── Materials provided ──

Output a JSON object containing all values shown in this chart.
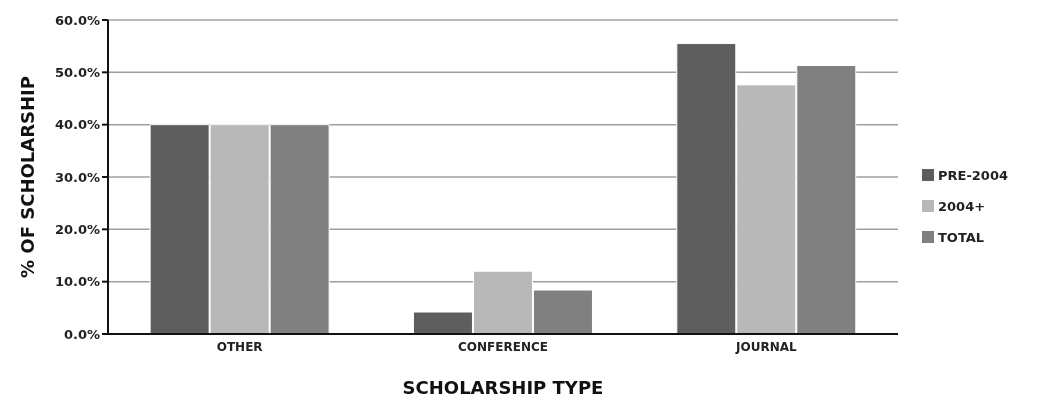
{
  "chart_data": {
    "type": "bar",
    "xlabel": "SCHOLARSHIP TYPE",
    "ylabel": "% OF SCHOLARSHIP",
    "categories": [
      "OTHER",
      "CONFERENCE",
      "JOURNAL"
    ],
    "series": [
      {
        "name": "PRE-2004",
        "color": "#5e5e5e",
        "values": [
          40.0,
          4.2,
          55.5
        ]
      },
      {
        "name": "2004+",
        "color": "#b8b8b8",
        "values": [
          40.0,
          12.0,
          47.6
        ]
      },
      {
        "name": "TOTAL",
        "color": "#808080",
        "values": [
          40.0,
          8.4,
          51.3
        ]
      }
    ],
    "ylim": [
      0,
      60
    ],
    "yticks": [
      {
        "value": 0,
        "label": "0.0%"
      },
      {
        "value": 10,
        "label": "10.0%"
      },
      {
        "value": 20,
        "label": "20.0%"
      },
      {
        "value": 30,
        "label": "30.0%"
      },
      {
        "value": 40,
        "label": "40.0%"
      },
      {
        "value": 50,
        "label": "50.0%"
      },
      {
        "value": 60,
        "label": "60.0%"
      }
    ],
    "grid": "y",
    "legend": "right"
  }
}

───

Using the records above, output their complete text exactly, minus any images.

= Complete answer =
Output a JSON object containing all values shown in this chart.
{
  "chart_data": {
    "type": "bar",
    "xlabel": "SCHOLARSHIP TYPE",
    "ylabel": "% OF SCHOLARSHIP",
    "categories": [
      "OTHER",
      "CONFERENCE",
      "JOURNAL"
    ],
    "series": [
      {
        "name": "PRE-2004",
        "color": "#5e5e5e",
        "values": [
          40.0,
          4.2,
          55.5
        ]
      },
      {
        "name": "2004+",
        "color": "#b8b8b8",
        "values": [
          40.0,
          12.0,
          47.6
        ]
      },
      {
        "name": "TOTAL",
        "color": "#808080",
        "values": [
          40.0,
          8.4,
          51.3
        ]
      }
    ],
    "ylim": [
      0,
      60
    ],
    "yticks": [
      {
        "value": 0,
        "label": "0.0%"
      },
      {
        "value": 10,
        "label": "10.0%"
      },
      {
        "value": 20,
        "label": "20.0%"
      },
      {
        "value": 30,
        "label": "30.0%"
      },
      {
        "value": 40,
        "label": "40.0%"
      },
      {
        "value": 50,
        "label": "50.0%"
      },
      {
        "value": 60,
        "label": "60.0%"
      }
    ],
    "grid": "y",
    "legend": "right"
  }
}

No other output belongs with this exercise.